_Aim_.
List all lines in the material below that contain "Australia".

_Material for the task_.
════════════════

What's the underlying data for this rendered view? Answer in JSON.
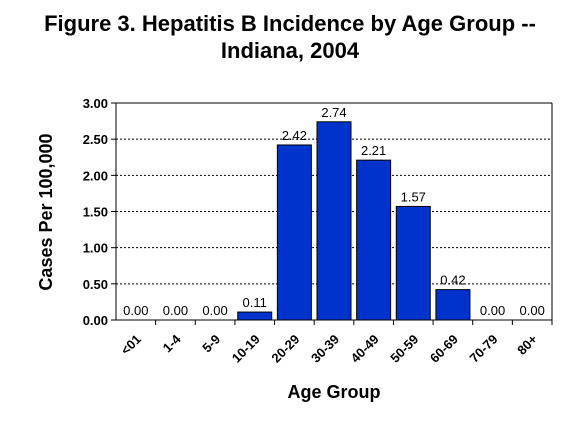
{
  "chart_data": {
    "type": "bar",
    "title_lines": [
      "Figure 3. Hepatitis B Incidence by Age Group --",
      "Indiana, 2004"
    ],
    "xlabel": "Age Group",
    "ylabel": "Cases Per 100,000",
    "categories": [
      "<01",
      "1-4",
      "5-9",
      "10-19",
      "20-29",
      "30-39",
      "40-49",
      "50-59",
      "60-69",
      "70-79",
      "80+"
    ],
    "values": [
      0.0,
      0.0,
      0.0,
      0.11,
      2.42,
      2.74,
      2.21,
      1.57,
      0.42,
      0.0,
      0.0
    ],
    "value_labels": [
      "0.00",
      "0.00",
      "0.00",
      "0.11",
      "2.42",
      "2.74",
      "2.21",
      "1.57",
      "0.42",
      "0.00",
      "0.00"
    ],
    "yticks": [
      "0.00",
      "0.50",
      "1.00",
      "1.50",
      "2.00",
      "2.50",
      "3.00"
    ],
    "ylim": [
      0,
      3
    ],
    "grid": true,
    "bar_color": "#0033cc"
  }
}
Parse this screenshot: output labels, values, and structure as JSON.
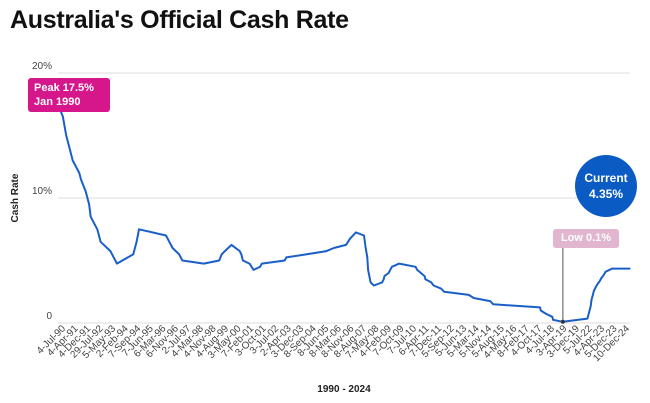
{
  "title": "Australia's Official Cash Rate",
  "chart_data": {
    "type": "line",
    "title": "Australia's Official Cash Rate",
    "xlabel": "1990 - 2024",
    "ylabel": "Cash Rate",
    "ylim": [
      0,
      20
    ],
    "xlim": [
      1990.0,
      2024.95
    ],
    "yticks": [
      "0",
      "10%",
      "20%"
    ],
    "ytick_values": [
      0,
      10,
      20
    ],
    "grid": true,
    "color": "#1a5fc8",
    "xtick_labels": [
      "4-Jul-90",
      "4-Apr-91",
      "4-Dec-91",
      "29-Jul-92",
      "5-May-93",
      "2-Feb-94",
      "7-Sep-94",
      "7-Jun-95",
      "6-Mar-96",
      "6-Nov-96",
      "2-Jul-97",
      "4-Mar-98",
      "4-Nov-98",
      "4-Aug-99",
      "3-May-00",
      "7-Feb-01",
      "3-Oct-01",
      "3-Jul-02",
      "2-Apr-03",
      "3-Dec-03",
      "8-Sep-04",
      "8-Jun-05",
      "8-Mar-06",
      "8-Nov-06",
      "8-Aug-07",
      "7-May-08",
      "4-Feb-09",
      "7-Oct-09",
      "7-Jul-10",
      "6-Apr-11",
      "7-Dec-11",
      "5-Sep-12",
      "5-Jun-13",
      "5-Mar-14",
      "5-Nov-14",
      "5-Aug-15",
      "4-May-16",
      "8-Feb-17",
      "4-Oct-17",
      "4-Jul-18",
      "3-Apr-19",
      "3-Dec-19",
      "5-Jul-22",
      "4-Apr-23",
      "5-Dec-23",
      "10-Dec-24"
    ],
    "x": [
      1990.0,
      1990.3,
      1990.5,
      1990.7,
      1990.9,
      1991.3,
      1991.4,
      1991.7,
      1991.9,
      1992.0,
      1992.4,
      1992.6,
      1993.2,
      1993.6,
      1994.6,
      1994.8,
      1994.95,
      1996.6,
      1996.8,
      1997.0,
      1997.4,
      1997.6,
      1998.9,
      1999.85,
      2000.0,
      2000.2,
      2000.6,
      2001.1,
      2001.2,
      2001.3,
      2001.7,
      2001.95,
      2002.35,
      2002.45,
      2003.85,
      2003.95,
      2005.2,
      2006.4,
      2006.85,
      2007.6,
      2007.85,
      2008.2,
      2008.7,
      2008.8,
      2008.9,
      2008.95,
      2009.1,
      2009.3,
      2009.8,
      2009.9,
      2009.95,
      2010.2,
      2010.3,
      2010.4,
      2010.85,
      2011.85,
      2011.95,
      2012.4,
      2012.45,
      2012.8,
      2012.95,
      2013.4,
      2013.6,
      2015.1,
      2015.4,
      2016.4,
      2016.6,
      2019.45,
      2019.5,
      2019.8,
      2020.2,
      2020.25,
      2020.85,
      2022.35,
      2022.45,
      2022.55,
      2022.6,
      2022.7,
      2022.75,
      2022.85,
      2022.95,
      2023.1,
      2023.2,
      2023.35,
      2023.45,
      2023.85,
      2024.95
    ],
    "values": [
      17.5,
      16.5,
      15,
      14,
      13,
      12,
      11.5,
      10.5,
      9.5,
      8.5,
      7.5,
      6.5,
      5.75,
      4.75,
      5.5,
      6.5,
      7.5,
      7.0,
      6.5,
      6.0,
      5.5,
      5.0,
      4.75,
      5.0,
      5.5,
      5.75,
      6.25,
      5.75,
      5.5,
      5.0,
      4.75,
      4.25,
      4.5,
      4.75,
      5.0,
      5.25,
      5.5,
      5.75,
      6.0,
      6.25,
      6.75,
      7.25,
      7.0,
      6.0,
      5.25,
      4.25,
      3.25,
      3.0,
      3.25,
      3.5,
      3.75,
      4.0,
      4.25,
      4.5,
      4.75,
      4.5,
      4.25,
      3.75,
      3.5,
      3.25,
      3.0,
      2.75,
      2.5,
      2.25,
      2.0,
      1.75,
      1.5,
      1.25,
      1.0,
      0.75,
      0.5,
      0.25,
      0.1,
      0.35,
      0.85,
      1.35,
      1.85,
      2.35,
      2.6,
      2.85,
      3.1,
      3.35,
      3.6,
      3.85,
      4.1,
      4.35,
      4.35
    ],
    "annotations": {
      "peak": {
        "line1": "Peak 17.5%",
        "line2": "Jan 1990",
        "value": 17.5,
        "color": "#d6168b"
      },
      "current": {
        "line1": "Current",
        "line2": "4.35%",
        "value": 4.35,
        "color": "#0a5bc4"
      },
      "low": {
        "label": "Low 0.1%",
        "value": 0.1,
        "color": "#e2b6cf"
      }
    }
  }
}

════════════════

_Written answer_.
  "title": "Australia's Official Cash Rate",
    "title": "Australia's Official Cash Rate",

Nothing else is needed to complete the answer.